TASK PROMPT >> Present these lines as a Markdown table with the columns "Row" and "Line", numbering each row and leaving out any blank lines.

DATA >>
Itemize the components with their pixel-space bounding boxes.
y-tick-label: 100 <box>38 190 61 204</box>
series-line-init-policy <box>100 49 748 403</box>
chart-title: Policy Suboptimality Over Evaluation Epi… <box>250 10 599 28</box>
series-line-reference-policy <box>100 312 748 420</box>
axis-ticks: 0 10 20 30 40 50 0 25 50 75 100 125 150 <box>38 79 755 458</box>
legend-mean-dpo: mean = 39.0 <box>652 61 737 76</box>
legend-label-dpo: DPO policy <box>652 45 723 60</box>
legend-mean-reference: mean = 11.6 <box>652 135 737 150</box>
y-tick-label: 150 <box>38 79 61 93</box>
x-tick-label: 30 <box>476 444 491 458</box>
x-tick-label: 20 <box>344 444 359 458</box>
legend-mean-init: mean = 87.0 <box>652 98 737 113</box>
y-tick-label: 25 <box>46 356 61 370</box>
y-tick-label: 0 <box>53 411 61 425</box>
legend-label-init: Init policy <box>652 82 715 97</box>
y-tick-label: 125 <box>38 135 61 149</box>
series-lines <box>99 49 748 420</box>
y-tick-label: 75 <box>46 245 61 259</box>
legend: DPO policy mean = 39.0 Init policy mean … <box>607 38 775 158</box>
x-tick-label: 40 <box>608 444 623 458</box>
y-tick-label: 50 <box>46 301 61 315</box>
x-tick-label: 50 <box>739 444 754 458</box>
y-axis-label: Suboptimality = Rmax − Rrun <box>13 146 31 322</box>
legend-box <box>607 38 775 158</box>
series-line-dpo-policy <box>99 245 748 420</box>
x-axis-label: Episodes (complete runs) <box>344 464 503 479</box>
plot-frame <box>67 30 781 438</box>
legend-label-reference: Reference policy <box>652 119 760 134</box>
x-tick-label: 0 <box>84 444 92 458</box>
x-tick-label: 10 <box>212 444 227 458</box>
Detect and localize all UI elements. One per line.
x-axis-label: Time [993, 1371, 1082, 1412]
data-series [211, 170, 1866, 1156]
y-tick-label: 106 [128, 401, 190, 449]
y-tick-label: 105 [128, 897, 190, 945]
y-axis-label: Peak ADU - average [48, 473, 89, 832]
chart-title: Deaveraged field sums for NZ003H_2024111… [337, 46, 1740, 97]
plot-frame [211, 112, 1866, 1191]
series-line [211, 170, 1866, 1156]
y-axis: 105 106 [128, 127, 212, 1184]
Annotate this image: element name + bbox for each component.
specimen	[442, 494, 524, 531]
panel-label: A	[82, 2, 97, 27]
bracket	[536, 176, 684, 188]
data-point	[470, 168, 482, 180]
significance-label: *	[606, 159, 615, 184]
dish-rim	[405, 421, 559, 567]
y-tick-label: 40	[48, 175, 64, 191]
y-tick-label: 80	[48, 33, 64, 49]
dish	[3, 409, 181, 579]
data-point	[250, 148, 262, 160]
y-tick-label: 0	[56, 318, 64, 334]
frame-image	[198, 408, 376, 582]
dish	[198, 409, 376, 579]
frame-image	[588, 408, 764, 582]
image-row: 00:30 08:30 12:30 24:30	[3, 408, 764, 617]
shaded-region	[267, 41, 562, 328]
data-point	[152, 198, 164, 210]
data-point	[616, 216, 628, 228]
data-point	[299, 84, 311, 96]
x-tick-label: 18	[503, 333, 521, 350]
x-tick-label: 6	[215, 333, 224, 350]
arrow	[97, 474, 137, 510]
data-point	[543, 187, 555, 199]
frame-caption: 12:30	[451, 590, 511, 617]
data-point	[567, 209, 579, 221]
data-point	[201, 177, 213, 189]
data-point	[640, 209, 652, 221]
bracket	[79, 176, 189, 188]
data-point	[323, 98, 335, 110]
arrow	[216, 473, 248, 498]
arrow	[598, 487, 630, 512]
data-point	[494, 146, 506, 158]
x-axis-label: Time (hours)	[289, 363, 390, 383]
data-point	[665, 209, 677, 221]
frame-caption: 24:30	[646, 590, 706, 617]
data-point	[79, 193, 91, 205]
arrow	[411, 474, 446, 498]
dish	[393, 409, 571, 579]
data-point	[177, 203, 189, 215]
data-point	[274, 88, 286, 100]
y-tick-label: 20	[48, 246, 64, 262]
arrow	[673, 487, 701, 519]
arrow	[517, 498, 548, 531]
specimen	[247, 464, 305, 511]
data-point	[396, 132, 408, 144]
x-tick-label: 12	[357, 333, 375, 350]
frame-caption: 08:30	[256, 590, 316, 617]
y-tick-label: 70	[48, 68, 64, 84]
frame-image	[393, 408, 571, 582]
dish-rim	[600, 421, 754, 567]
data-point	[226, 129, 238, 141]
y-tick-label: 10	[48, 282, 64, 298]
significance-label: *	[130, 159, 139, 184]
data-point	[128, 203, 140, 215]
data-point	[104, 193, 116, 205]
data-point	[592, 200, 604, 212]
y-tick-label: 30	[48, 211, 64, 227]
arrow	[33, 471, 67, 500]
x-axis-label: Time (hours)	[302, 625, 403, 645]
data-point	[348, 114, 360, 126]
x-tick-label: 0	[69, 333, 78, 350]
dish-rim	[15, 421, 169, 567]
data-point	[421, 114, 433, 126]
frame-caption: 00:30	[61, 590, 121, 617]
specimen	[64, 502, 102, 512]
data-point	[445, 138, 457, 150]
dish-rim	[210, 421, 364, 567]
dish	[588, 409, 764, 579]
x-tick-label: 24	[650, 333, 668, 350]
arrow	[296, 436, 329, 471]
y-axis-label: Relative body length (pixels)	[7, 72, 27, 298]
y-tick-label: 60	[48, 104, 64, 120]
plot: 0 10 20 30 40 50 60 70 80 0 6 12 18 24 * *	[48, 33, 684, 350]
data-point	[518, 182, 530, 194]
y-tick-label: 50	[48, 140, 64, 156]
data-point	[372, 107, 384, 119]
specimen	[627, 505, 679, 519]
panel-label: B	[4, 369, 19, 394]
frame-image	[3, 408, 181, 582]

OUTPUT >>
| Row | Line |
|---|---|
| 1 | Itemize the components with their pixel-space bounding boxes. |
| 2 | y-tick-label: 100 <box>38 190 61 204</box> |
| 3 | series-line-init-policy <box>100 49 748 403</box> |
| 4 | chart-title: Policy Suboptimality Over Evaluation Epi… <box>250 10 599 28</box> |
| 5 | series-line-reference-policy <box>100 312 748 420</box> |
| 6 | axis-ticks: 0 10 20 30 40 50 0 25 50 75 100 125 150 <box>38 79 755 458</box> |
| 7 | legend-mean-dpo: mean = 39.0 <box>652 61 737 76</box> |
| 8 | legend-label-dpo: DPO policy <box>652 45 723 60</box> |
| 9 | legend-mean-reference: mean = 11.6 <box>652 135 737 150</box> |
| 10 | y-tick-label: 150 <box>38 79 61 93</box> |
| 11 | x-tick-label: 30 <box>476 444 491 458</box> |
| 12 | x-tick-label: 20 <box>344 444 359 458</box> |
| 13 | legend-mean-init: mean = 87.0 <box>652 98 737 113</box> |
| 14 | y-tick-label: 25 <box>46 356 61 370</box> |
| 15 | y-tick-label: 0 <box>53 411 61 425</box> |
| 16 | legend-label-init: Init policy <box>652 82 715 97</box> |
| 17 | y-tick-label: 125 <box>38 135 61 149</box> |
| 18 | series-lines <box>99 49 748 420</box> |
| 19 | y-tick-label: 75 <box>46 245 61 259</box> |
| 20 | legend: DPO policy mean = 39.0 Init policy mean … <box>607 38 775 158</box> |
| 21 | x-tick-label: 40 <box>608 444 623 458</box> |
| 22 | y-tick-label: 50 <box>46 301 61 315</box> |
| 23 | x-tick-label: 50 <box>739 444 754 458</box> |
| 24 | y-axis-label: Suboptimality = Rmax − Rrun <box>13 146 31 322</box> |
| 25 | legend-box <box>607 38 775 158</box> |
| 26 | series-line-dpo-policy <box>99 245 748 420</box> |
| 27 | x-axis-label: Episodes (complete runs) <box>344 464 503 479</box> |
| 28 | plot-frame <box>67 30 781 438</box> |
| 29 | legend-label-reference: Reference policy <box>652 119 760 134</box> |
| 30 | x-tick-label: 0 <box>84 444 92 458</box> |
| 31 | x-tick-label: 10 <box>212 444 227 458</box> |
| 32 | Detect and localize all UI elements. One per line. |
| 33 | x-axis-label: Time [993, 1371, 1082, 1412] |
| 34 | data-series [211, 170, 1866, 1156] |
| 35 | y-tick-label: 106 [128, 401, 190, 449] |
| 36 | y-tick-label: 105 [128, 897, 190, 945] |
| 37 | y-axis-label: Peak ADU - average [48, 473, 89, 832] |
| 38 | chart-title: Deaveraged field sums for NZ003H_2024111… [337, 46, 1740, 97] |
| 39 | plot-frame [211, 112, 1866, 1191] |
| 40 | series-line [211, 170, 1866, 1156] |
| 41 | y-axis: 105 106 [128, 127, 212, 1184] |
| 42 | Annotate this image: element name + bbox for each component. |
| 43 | specimen	[442, 494, 524, 531] |
| 44 | panel-label: A	[82, 2, 97, 27] |
| 45 | bracket	[536, 176, 684, 188] |
| 46 | data-point	[470, 168, 482, 180] |
| 47 | significance-label: *	[606, 159, 615, 184] |
| 48 | dish-rim	[405, 421, 559, 567] |
| 49 | y-tick-label: 40	[48, 175, 64, 191] |
| 50 | y-tick-label: 80	[48, 33, 64, 49] |
| 51 | dish	[3, 409, 181, 579] |
| 52 | data-point	[250, 148, 262, 160] |
| 53 | y-tick-label: 0	[56, 318, 64, 334] |
| 54 | frame-image	[198, 408, 376, 582] |
| 55 | dish	[198, 409, 376, 579] |
| 56 | frame-image	[588, 408, 764, 582] |
| 57 | image-row: 00:30 08:30 12:30 24:30	[3, 408, 764, 617] |
| 58 | shaded-region	[267, 41, 562, 328] |
| 59 | data-point	[152, 198, 164, 210] |
| 60 | data-point	[616, 216, 628, 228] |
| 61 | data-point	[299, 84, 311, 96] |
| 62 | x-tick-label: 18	[503, 333, 521, 350] |
| 63 | x-tick-label: 6	[215, 333, 224, 350] |
| 64 | arrow	[97, 474, 137, 510] |
| 65 | data-point	[543, 187, 555, 199] |
| 66 | frame-caption: 12:30	[451, 590, 511, 617] |
| 67 | data-point	[567, 209, 579, 221] |
| 68 | data-point	[201, 177, 213, 189] |
| 69 | data-point	[640, 209, 652, 221] |
| 70 | bracket	[79, 176, 189, 188] |
| 71 | data-point	[323, 98, 335, 110] |
| 72 | arrow	[216, 473, 248, 498] |
| 73 | arrow	[598, 487, 630, 512] |
| 74 | data-point	[494, 146, 506, 158] |
| 75 | x-axis-label: Time (hours)	[289, 363, 390, 383] |
| 76 | data-point	[665, 209, 677, 221] |
| 77 | frame-caption: 24:30	[646, 590, 706, 617] |
| 78 | data-point	[79, 193, 91, 205] |
| 79 | arrow	[411, 474, 446, 498] |
| 80 | dish	[393, 409, 571, 579] |
| 81 | data-point	[177, 203, 189, 215] |
| 82 | data-point	[274, 88, 286, 100] |
| 83 | y-tick-label: 20	[48, 246, 64, 262] |
| 84 | arrow	[673, 487, 701, 519] |
| 85 | arrow	[517, 498, 548, 531] |
| 86 | specimen	[247, 464, 305, 511] |
| 87 | data-point	[396, 132, 408, 144] |
| 88 | x-tick-label: 12	[357, 333, 375, 350] |
| 89 | frame-caption: 08:30	[256, 590, 316, 617] |
| 90 | y-tick-label: 70	[48, 68, 64, 84] |
| 91 | frame-image	[393, 408, 571, 582] |
| 92 | dish-rim	[600, 421, 754, 567] |
| 93 | data-point	[226, 129, 238, 141] |
| 94 | y-tick-label: 10	[48, 282, 64, 298] |
| 95 | significance-label: *	[130, 159, 139, 184] |
| 96 | data-point	[128, 203, 140, 215] |
| 97 | data-point	[104, 193, 116, 205] |
| 98 | data-point	[592, 200, 604, 212] |
| 99 | y-tick-label: 30	[48, 211, 64, 227] |
| 100 | arrow	[33, 471, 67, 500] |
| 101 | x-axis-label: Time (hours)	[302, 625, 403, 645] |
| 102 | data-point	[348, 114, 360, 126] |
| 103 | x-tick-label: 0	[69, 333, 78, 350] |
| 104 | dish-rim	[15, 421, 169, 567] |
| 105 | data-point	[421, 114, 433, 126] |
| 106 | frame-caption: 00:30	[61, 590, 121, 617] |
| 107 | specimen	[64, 502, 102, 512] |
| 108 | data-point	[445, 138, 457, 150] |
| 109 | dish-rim	[210, 421, 364, 567] |
| 110 | dish	[588, 409, 764, 579] |
| 111 | x-tick-label: 24	[650, 333, 668, 350] |
| 112 | arrow	[296, 436, 329, 471] |
| 113 | y-axis-label: Relative body length (pixels)	[7, 72, 27, 298] |
| 114 | y-tick-label: 60	[48, 104, 64, 120] |
| 115 | plot: 0 10 20 30 40 50 60 70 80 0 6 12 18 24 * *	[48, 33, 684, 350] |
| 116 | data-point	[518, 182, 530, 194] |
| 117 | y-tick-label: 50	[48, 140, 64, 156] |
| 118 | data-point	[372, 107, 384, 119] |
| 119 | specimen	[627, 505, 679, 519] |
| 120 | panel-label: B	[4, 369, 19, 394] |
| 121 | frame-image	[3, 408, 181, 582] |